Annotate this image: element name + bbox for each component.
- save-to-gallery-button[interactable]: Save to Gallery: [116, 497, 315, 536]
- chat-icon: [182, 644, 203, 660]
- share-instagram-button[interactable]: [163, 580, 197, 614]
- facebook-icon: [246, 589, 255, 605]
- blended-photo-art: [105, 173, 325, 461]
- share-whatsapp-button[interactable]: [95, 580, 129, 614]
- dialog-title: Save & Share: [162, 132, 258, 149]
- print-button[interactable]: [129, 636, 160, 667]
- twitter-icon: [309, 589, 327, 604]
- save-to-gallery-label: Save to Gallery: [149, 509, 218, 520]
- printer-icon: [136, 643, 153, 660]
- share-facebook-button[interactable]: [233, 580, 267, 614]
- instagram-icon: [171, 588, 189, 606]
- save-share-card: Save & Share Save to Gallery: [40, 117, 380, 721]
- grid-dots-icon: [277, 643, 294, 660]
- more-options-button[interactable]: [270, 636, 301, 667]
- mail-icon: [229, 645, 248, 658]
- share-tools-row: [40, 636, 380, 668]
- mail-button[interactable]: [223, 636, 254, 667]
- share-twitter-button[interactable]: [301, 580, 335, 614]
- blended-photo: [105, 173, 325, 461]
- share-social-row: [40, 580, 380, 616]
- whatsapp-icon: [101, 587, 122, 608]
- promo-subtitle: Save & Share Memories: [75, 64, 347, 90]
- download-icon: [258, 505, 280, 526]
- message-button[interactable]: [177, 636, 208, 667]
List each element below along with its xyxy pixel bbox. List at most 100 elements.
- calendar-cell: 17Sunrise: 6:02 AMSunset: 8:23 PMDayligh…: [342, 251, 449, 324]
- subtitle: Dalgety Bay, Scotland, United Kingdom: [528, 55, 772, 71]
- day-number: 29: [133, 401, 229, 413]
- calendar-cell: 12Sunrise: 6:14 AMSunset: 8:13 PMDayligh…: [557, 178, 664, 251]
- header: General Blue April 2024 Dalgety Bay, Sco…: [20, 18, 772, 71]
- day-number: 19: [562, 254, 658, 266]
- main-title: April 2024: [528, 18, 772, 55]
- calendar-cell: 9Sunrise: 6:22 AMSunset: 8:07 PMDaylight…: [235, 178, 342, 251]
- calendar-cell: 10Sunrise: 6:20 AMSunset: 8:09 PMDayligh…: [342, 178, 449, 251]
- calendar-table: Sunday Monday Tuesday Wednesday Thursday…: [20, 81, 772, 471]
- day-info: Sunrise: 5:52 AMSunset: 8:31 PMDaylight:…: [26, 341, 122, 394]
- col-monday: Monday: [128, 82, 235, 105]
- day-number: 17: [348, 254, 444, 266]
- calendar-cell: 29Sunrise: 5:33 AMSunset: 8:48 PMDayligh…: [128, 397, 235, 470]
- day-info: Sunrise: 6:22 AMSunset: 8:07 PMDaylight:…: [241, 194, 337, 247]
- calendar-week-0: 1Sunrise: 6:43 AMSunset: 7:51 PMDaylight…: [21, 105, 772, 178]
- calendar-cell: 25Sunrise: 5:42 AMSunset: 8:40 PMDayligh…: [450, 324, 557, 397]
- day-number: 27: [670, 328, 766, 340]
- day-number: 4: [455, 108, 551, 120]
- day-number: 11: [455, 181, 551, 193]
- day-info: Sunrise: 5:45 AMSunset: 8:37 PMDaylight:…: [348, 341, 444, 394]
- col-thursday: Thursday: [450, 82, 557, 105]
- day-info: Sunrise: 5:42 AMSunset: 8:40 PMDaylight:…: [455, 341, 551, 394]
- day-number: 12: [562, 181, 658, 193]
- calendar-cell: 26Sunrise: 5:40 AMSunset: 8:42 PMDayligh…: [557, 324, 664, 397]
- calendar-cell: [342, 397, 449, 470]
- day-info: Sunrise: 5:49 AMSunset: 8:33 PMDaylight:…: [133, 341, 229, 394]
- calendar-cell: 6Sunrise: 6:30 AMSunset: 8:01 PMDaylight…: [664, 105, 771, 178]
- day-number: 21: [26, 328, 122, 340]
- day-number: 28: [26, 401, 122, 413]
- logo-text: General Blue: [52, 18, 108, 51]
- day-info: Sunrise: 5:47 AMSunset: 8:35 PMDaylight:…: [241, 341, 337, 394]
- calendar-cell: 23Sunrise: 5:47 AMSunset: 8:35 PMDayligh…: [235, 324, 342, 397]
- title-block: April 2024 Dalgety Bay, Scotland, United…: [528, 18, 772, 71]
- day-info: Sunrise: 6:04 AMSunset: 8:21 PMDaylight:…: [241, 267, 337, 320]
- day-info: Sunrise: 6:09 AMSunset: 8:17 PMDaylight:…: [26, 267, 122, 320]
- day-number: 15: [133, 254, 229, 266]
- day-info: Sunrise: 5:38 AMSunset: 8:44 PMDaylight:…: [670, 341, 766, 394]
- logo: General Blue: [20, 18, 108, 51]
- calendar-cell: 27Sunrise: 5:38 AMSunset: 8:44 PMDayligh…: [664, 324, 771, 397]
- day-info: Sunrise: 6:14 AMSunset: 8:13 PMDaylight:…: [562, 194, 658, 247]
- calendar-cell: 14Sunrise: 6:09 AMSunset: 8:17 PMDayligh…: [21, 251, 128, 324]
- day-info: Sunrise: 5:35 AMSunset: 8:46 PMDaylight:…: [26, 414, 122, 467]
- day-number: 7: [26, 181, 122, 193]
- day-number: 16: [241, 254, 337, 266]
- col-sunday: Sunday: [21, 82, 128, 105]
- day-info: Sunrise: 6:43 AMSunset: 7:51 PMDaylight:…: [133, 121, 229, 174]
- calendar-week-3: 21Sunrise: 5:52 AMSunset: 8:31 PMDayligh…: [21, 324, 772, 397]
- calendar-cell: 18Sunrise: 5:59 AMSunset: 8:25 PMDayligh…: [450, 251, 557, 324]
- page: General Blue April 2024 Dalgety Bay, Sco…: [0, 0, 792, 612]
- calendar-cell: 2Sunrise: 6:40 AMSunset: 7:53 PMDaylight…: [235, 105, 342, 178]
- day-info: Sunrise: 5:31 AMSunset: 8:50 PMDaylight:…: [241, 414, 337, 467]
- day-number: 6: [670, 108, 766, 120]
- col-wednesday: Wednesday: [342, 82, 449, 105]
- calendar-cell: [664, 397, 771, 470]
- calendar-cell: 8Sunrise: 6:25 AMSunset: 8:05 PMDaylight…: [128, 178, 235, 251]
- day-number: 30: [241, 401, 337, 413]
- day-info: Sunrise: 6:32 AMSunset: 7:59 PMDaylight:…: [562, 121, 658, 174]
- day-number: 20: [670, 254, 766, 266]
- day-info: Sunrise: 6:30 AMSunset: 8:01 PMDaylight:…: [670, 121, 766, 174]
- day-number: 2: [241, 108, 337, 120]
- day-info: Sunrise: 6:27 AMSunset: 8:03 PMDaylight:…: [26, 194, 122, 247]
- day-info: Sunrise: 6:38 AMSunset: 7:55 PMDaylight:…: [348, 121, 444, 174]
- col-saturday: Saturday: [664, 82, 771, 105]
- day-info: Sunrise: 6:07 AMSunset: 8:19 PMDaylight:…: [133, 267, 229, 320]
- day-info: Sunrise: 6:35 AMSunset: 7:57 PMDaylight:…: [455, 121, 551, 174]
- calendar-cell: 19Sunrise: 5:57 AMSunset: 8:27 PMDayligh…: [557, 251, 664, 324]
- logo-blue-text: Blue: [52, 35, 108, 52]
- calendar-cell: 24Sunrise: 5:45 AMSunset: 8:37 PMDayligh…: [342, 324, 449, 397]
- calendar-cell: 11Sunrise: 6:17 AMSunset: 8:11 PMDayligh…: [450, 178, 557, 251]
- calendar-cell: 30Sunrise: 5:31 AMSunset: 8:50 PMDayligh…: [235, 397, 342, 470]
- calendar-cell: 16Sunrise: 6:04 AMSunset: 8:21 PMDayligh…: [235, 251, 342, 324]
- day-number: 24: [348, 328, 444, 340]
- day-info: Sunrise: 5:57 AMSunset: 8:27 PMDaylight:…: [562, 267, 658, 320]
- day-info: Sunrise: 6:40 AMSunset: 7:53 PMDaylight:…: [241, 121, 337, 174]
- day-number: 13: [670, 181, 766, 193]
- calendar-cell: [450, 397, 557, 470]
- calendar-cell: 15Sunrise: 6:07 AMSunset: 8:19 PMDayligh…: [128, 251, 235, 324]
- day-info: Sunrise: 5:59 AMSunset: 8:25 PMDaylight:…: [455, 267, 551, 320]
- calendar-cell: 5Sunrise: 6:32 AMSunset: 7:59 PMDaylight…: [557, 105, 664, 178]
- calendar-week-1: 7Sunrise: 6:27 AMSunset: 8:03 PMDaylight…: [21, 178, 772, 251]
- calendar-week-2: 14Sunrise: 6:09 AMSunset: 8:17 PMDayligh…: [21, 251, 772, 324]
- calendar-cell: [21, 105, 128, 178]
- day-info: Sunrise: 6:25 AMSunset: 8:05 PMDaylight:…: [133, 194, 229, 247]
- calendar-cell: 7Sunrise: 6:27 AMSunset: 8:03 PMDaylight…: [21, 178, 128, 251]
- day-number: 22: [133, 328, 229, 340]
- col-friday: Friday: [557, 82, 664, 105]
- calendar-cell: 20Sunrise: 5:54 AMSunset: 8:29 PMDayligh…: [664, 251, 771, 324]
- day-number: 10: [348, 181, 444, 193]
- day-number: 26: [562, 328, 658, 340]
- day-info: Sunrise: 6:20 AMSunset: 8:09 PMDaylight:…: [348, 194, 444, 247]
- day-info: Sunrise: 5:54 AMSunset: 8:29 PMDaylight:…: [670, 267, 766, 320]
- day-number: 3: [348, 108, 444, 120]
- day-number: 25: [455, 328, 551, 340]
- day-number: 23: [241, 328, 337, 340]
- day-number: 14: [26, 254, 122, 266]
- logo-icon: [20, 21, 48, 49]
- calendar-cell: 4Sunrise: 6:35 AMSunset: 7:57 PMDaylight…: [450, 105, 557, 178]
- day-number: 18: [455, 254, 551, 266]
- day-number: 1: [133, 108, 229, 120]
......
§ Exercise details: Copy out, character for character, the lines of the material from its first line through the line containing "- share-whatsapp-button[interactable]: [95, 580, 129, 614]", including both of those lines.

§ Full response:
Annotate this image: element name + bbox for each component.
- save-to-gallery-button[interactable]: Save to Gallery: [116, 497, 315, 536]
- chat-icon: [182, 644, 203, 660]
- share-instagram-button[interactable]: [163, 580, 197, 614]
- facebook-icon: [246, 589, 255, 605]
- blended-photo-art: [105, 173, 325, 461]
- share-whatsapp-button[interactable]: [95, 580, 129, 614]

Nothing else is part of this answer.